■ Problem statement: Go through the data below. Pull out every line that has the word "二五二五".

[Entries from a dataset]
┄┄┄┄┄┄┄┄┄┄┄┄┄┄┄┄┄┄┄┄
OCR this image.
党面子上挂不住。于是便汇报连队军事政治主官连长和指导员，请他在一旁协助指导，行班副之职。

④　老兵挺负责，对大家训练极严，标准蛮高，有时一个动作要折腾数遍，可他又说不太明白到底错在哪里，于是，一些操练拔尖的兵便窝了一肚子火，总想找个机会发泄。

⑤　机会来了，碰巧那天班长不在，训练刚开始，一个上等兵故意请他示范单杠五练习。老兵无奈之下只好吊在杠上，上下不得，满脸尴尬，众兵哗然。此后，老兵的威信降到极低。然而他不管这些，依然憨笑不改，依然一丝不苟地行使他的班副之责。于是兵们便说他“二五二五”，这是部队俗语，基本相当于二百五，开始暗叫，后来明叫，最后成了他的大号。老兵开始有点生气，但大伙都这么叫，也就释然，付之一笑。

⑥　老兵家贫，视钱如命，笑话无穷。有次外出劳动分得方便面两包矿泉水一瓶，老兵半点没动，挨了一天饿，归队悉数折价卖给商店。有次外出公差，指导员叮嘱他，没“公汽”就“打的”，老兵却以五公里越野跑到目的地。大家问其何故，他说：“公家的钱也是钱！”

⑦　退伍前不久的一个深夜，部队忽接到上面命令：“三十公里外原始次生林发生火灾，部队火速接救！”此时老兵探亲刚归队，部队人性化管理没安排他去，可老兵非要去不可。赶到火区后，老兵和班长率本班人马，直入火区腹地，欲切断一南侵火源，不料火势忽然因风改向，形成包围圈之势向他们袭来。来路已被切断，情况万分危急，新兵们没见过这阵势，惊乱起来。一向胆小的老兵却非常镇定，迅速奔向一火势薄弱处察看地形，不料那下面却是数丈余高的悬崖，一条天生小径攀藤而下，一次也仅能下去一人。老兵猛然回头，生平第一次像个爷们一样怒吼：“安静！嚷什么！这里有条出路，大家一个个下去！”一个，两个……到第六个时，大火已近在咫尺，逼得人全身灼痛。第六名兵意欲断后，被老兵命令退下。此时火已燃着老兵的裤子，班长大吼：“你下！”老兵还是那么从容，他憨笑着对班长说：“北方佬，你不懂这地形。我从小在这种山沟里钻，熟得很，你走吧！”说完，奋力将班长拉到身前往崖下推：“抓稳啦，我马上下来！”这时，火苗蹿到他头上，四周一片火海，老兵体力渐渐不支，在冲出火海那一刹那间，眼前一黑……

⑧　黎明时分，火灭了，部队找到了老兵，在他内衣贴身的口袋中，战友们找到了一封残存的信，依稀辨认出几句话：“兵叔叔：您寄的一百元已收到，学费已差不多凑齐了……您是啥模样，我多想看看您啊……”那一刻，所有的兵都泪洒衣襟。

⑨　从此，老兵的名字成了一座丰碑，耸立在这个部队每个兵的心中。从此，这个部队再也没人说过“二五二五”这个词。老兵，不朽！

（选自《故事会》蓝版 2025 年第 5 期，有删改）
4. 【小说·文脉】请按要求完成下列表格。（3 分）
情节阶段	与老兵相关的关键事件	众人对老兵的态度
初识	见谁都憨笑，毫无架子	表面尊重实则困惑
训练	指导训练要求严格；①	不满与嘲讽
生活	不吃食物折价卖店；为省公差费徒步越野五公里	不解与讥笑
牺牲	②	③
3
┄┄┄┄┄┄┄┄┄┄┄┄┄┄┄┄┄┄┄┄
■ Task response:
⑤　机会来了，碰巧那天班长不在，训练刚开始，一个上等兵故意请他示范单杠五练习。老兵无奈之下只好吊在杠上，上下不得，满脸尴尬，众兵哗然。此后，老兵的威信降到极低。然而他不管这些，依然憨笑不改，依然一丝不苟地行使他的班副之责。于是兵们便说他“二五二五”，这是部队俗语，基本相当于二百五，开始暗叫，后来明叫，最后成了他的大号。老兵开始有点生气，但大伙都这么叫，也就释然，付之一笑。
⑨　从此，老兵的名字成了一座丰碑，耸立在这个部队每个兵的心中。从此，这个部队再也没人说过“二五二五”这个词。老兵，不朽！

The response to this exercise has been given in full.